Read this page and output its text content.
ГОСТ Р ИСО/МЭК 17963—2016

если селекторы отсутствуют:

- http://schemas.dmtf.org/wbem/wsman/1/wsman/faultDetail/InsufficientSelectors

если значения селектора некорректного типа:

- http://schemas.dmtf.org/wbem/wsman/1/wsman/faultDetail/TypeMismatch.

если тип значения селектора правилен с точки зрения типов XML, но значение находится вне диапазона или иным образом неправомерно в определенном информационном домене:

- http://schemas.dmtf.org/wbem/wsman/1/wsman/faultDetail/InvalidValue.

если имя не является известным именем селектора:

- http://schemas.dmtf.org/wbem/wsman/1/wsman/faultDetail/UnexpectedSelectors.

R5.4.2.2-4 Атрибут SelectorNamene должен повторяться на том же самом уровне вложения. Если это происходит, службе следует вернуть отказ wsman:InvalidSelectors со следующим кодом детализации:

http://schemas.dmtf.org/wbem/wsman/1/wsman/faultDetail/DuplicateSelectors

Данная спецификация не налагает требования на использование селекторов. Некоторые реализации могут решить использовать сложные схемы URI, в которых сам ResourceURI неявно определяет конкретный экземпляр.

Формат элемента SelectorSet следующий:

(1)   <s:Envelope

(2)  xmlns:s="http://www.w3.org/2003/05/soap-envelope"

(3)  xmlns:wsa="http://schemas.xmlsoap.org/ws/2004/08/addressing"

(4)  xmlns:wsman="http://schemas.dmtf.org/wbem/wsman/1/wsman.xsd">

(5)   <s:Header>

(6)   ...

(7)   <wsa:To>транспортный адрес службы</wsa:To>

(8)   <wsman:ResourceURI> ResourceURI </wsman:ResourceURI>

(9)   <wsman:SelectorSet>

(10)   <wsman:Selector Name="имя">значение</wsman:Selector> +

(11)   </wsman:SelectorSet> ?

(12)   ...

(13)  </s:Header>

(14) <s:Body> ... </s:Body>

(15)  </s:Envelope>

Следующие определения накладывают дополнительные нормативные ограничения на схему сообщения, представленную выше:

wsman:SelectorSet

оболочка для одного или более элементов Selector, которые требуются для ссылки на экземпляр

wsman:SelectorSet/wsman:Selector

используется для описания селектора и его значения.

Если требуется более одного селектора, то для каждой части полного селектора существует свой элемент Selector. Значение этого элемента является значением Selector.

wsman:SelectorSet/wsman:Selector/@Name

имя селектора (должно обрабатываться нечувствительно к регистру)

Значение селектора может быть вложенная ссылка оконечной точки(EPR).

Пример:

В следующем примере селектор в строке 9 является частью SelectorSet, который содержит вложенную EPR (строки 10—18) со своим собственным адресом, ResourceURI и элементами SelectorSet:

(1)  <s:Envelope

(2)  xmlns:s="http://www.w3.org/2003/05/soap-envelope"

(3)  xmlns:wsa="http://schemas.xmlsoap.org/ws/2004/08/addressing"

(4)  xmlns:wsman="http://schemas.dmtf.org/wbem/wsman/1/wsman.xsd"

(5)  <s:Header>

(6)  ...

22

WHAT IS ASKED
State how many lines in the records above contain the word "точки", and give only that number.

ANSWER
2